What is being asked -
Each line that includes the word "результатов" counts once; give the total and nothing more.

Start

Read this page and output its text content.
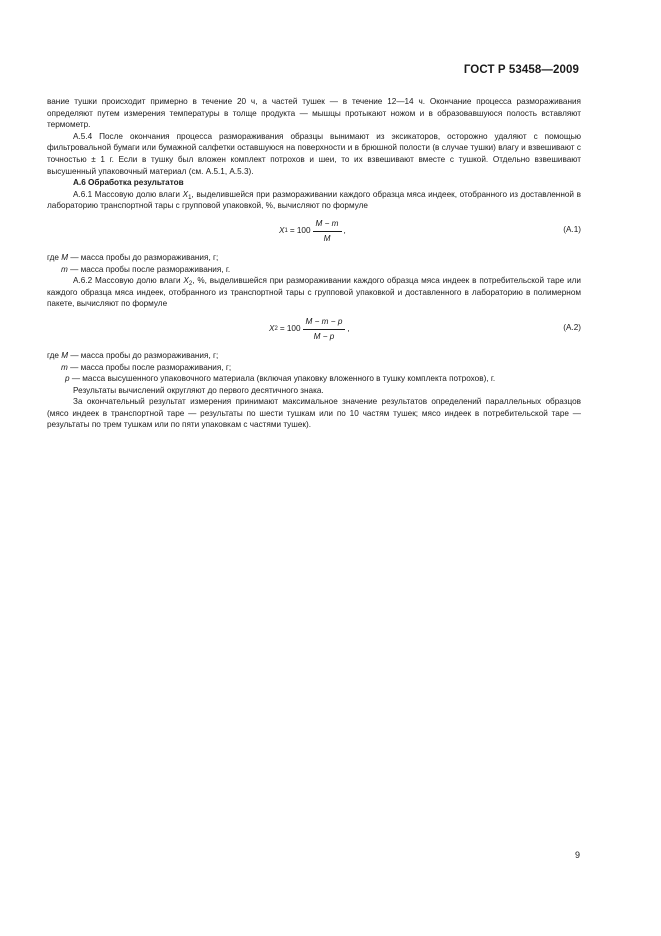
ГОСТ Р 53458—2009

вание тушки происходит примерно в течение 20 ч, а частей тушек — в течение 12—14 ч. Окончание процесса размораживания определяют путем измерения температуры в толще продукта — мышцы протыкают ножом и в образовавшуюся полость вставляют термометр.

А.5.4 После окончания процесса размораживания образцы вынимают из эксикаторов, осторожно удаляют с помощью фильтровальной бумаги или бумажной салфетки оставшуюся на поверхности и в брюшной полости (в случае тушки) влагу и взвешивают с точностью ± 1 г. Если в тушку был вложен комплект потрохов и шеи, то их взвешивают вместе с тушкой. Отдельно взвешивают высушенный упаковочный материал (см. А.5.1, А.5.3).

А.6 Обработка результатов

А.6.1 Массовую долю влаги $X_1$, выделившейся при размораживании каждого образца мяса индеек, отобранного из доставленной в лабораторию транспортной тары с групповой упаковкой, %, вычисляют по формуле

X $1 = 100 \frac{M - m}{M}$ ,	(А.1)

где M — масса пробы до размораживания, г;

m — масса пробы после размораживания, г.

А.6.2 Массовую долю влаги $X_2$, %, выделившейся при размораживании каждого образца мяса индеек в потребительской таре или каждого образца мяса индеек, отобранного из транспортной тары с групповой упаковкой и доставленного в лабораторию в полимерном пакете, вычисляют по формуле

X $2 = 100 \frac{M - m - p}{M - p}$ ,	(А.2)

где M — масса пробы до размораживания, г;

m — масса пробы после размораживания, г;

p — масса высушенного упаковочного материала (включая упаковку вложенного в тушку комплекта потрохов), г.

Результаты вычислений округляют до первого десятичного знака.

За окончательный результат измерения принимают максимальное значение результатов определений параллельных образцов (мясо индеек в транспортной таре — результаты по шести тушкам или по 10 частям тушек; мясо индеек в потребительской таре — результаты по трем тушкам или по пяти упаковкам с частями тушек).

9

End

The result -
2